### REQUEST
Scan the entries below for the word "werden". Copy each line that has it.

/---

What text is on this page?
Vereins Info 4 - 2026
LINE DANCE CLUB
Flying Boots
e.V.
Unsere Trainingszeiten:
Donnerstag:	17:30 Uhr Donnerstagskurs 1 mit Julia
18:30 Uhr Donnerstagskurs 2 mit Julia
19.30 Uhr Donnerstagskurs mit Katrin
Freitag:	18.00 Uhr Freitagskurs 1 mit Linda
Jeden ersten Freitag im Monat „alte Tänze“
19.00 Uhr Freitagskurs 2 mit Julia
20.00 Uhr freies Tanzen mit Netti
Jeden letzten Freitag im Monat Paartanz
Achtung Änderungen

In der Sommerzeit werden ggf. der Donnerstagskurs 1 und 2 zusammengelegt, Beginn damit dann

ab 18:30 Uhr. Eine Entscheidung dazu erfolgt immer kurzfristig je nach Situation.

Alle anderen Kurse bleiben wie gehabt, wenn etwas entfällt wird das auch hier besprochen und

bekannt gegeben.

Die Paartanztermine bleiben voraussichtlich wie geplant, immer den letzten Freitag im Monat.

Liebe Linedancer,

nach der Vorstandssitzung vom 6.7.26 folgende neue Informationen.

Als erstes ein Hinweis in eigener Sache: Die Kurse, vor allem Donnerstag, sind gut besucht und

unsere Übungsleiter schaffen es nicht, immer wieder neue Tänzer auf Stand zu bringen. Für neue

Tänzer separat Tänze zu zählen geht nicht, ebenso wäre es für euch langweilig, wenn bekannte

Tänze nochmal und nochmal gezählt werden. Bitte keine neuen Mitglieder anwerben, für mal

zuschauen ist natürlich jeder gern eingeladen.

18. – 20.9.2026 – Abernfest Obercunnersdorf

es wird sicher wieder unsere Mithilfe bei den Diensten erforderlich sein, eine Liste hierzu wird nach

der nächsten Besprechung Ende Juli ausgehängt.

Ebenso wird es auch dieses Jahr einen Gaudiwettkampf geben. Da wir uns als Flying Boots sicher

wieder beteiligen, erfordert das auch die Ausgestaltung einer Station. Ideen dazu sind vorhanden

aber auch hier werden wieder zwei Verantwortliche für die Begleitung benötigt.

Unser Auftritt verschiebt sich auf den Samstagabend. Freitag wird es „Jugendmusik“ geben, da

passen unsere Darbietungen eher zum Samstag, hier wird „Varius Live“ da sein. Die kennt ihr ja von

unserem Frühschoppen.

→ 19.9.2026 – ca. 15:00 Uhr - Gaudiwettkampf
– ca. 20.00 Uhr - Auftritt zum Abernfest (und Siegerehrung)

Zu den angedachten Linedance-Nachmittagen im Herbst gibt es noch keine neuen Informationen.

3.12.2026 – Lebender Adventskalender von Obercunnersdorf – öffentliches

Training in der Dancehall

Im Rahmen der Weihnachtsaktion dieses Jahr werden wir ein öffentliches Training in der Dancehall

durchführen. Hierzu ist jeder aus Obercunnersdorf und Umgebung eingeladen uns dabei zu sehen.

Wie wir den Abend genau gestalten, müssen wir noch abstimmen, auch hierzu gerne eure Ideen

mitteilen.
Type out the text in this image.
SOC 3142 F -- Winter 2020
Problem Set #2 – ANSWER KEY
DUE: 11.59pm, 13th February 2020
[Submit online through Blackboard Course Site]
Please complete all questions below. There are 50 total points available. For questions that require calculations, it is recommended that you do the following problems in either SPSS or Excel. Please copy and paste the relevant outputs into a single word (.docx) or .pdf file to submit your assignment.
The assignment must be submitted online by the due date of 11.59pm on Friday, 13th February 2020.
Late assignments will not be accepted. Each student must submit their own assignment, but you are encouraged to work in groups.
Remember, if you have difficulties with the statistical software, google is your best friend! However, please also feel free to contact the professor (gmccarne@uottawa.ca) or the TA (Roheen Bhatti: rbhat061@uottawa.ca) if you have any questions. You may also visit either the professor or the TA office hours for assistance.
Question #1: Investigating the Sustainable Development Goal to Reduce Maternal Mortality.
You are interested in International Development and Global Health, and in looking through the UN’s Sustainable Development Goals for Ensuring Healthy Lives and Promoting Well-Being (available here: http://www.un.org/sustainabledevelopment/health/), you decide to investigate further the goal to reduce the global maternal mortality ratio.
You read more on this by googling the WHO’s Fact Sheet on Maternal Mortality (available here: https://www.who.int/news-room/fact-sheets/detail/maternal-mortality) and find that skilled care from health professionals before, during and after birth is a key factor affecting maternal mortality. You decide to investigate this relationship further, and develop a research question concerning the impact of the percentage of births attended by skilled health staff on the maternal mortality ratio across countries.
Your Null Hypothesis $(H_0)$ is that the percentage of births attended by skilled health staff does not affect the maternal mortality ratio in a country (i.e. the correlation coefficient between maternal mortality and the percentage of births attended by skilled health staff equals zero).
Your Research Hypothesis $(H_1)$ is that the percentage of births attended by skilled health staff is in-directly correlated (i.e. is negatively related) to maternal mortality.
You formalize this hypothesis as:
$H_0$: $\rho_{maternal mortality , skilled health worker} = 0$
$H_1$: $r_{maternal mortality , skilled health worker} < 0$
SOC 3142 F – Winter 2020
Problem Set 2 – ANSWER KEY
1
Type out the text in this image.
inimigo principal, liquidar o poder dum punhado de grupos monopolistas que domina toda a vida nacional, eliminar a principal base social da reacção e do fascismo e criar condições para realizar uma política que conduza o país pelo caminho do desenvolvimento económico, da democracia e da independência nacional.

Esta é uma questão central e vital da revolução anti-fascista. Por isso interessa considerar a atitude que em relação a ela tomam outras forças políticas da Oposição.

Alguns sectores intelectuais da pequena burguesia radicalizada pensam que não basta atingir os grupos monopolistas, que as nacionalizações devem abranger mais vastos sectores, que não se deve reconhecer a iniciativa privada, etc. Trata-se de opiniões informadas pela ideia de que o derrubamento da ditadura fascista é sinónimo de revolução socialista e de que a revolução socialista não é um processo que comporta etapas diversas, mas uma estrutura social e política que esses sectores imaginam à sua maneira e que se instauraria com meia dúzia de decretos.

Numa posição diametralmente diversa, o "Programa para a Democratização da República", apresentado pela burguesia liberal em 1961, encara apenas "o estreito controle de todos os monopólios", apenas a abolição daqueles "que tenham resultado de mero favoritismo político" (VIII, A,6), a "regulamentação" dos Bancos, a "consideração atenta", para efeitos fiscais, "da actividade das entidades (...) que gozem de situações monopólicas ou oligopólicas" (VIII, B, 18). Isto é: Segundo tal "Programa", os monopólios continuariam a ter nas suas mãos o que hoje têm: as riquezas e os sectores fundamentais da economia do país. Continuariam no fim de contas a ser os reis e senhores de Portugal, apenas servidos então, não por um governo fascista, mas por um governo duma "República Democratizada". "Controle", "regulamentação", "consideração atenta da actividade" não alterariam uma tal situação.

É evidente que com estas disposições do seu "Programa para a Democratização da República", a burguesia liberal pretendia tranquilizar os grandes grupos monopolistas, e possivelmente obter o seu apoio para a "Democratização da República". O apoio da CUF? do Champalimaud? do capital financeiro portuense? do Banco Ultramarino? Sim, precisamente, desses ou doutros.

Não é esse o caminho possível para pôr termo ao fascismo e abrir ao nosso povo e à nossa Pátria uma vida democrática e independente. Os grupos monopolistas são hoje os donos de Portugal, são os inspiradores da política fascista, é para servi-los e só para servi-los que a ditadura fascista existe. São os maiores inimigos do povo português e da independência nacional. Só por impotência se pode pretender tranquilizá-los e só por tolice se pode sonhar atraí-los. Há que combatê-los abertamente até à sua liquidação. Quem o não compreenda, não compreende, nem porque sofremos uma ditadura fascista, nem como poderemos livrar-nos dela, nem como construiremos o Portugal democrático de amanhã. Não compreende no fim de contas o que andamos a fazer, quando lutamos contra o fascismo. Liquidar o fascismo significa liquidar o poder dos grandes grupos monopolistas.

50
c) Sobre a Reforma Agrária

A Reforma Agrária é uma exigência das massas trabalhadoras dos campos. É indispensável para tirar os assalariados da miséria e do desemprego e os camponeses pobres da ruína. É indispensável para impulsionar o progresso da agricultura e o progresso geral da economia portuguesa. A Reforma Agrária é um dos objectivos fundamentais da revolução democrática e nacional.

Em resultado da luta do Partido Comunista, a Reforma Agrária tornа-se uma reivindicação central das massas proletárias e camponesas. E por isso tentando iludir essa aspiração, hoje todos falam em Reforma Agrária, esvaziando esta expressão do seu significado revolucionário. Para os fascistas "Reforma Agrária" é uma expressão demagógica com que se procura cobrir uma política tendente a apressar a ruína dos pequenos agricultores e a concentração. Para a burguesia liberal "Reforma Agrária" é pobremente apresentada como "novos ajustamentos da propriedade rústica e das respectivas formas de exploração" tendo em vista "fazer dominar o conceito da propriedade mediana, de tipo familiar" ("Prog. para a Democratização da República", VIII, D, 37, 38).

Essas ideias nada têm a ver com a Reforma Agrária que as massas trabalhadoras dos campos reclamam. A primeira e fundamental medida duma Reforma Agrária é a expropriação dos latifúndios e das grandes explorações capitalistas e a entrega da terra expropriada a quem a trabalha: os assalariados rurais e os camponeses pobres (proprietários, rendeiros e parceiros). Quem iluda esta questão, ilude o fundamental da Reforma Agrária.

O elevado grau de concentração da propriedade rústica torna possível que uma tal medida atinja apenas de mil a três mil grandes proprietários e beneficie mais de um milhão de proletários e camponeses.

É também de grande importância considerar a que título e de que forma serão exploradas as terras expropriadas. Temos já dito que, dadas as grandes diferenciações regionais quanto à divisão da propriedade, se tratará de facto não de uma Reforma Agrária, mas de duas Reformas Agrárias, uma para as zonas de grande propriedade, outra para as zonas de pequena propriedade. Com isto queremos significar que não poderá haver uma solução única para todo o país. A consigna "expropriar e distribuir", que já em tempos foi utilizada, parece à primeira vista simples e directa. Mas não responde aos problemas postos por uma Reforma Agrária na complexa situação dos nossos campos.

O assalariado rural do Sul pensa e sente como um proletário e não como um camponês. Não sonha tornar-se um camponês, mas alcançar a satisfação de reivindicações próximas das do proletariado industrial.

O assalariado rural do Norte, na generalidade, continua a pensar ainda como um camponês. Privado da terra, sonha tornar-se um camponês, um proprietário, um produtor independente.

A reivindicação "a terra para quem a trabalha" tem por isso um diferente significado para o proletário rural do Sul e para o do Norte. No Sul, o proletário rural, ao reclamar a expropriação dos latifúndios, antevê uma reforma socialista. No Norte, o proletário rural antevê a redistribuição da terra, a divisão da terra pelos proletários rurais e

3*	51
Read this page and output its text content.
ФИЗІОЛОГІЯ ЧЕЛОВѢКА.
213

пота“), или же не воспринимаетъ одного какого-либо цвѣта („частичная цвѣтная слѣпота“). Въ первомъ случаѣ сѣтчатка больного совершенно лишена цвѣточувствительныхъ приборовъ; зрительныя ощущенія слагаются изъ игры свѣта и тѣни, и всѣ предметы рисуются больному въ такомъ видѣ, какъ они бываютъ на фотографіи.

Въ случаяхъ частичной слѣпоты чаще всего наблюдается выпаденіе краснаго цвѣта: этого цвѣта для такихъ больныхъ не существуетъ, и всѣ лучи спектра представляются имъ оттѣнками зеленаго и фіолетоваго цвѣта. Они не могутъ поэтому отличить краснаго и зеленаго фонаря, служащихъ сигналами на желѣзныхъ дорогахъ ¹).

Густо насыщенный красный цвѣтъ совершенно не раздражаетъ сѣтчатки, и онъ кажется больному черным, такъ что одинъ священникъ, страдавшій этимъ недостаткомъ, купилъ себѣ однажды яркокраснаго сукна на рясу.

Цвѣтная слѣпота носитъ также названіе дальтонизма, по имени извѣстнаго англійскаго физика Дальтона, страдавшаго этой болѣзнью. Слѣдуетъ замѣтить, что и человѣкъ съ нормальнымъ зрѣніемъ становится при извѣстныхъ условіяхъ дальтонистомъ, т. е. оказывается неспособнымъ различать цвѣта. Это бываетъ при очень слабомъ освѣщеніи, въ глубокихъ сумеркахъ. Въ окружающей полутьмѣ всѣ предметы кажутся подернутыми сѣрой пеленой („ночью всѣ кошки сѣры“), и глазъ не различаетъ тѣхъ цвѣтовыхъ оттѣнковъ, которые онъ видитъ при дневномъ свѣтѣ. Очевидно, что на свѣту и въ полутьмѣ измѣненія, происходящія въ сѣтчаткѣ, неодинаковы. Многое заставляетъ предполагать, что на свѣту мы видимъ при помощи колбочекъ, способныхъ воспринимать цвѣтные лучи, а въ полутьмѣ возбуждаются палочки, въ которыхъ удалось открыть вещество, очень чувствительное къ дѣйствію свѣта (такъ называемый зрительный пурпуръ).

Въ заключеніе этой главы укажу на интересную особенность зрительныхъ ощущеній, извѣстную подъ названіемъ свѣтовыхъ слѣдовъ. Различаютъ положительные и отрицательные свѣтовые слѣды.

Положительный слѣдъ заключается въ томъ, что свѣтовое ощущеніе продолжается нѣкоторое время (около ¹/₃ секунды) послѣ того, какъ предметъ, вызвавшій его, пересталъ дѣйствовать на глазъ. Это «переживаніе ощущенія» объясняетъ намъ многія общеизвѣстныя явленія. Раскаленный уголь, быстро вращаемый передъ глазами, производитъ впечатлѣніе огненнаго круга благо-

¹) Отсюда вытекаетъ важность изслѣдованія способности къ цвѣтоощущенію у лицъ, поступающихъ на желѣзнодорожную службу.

\---

### OUTPUT
In der Sommerzeit werden ggf. der Donnerstagskurs 1 und 2 zusammengelegt, Beginn damit dann
Tänze nochmal und nochmal gezählt werden. Bitte keine neuen Mitglieder anwerben, für mal
aber auch hier werden wieder zwei Verantwortliche für die Begleitung benötigt.
Im Rahmen der Weihnachtsaktion dieses Jahr werden wir ein öffentliches Training in der Dancehall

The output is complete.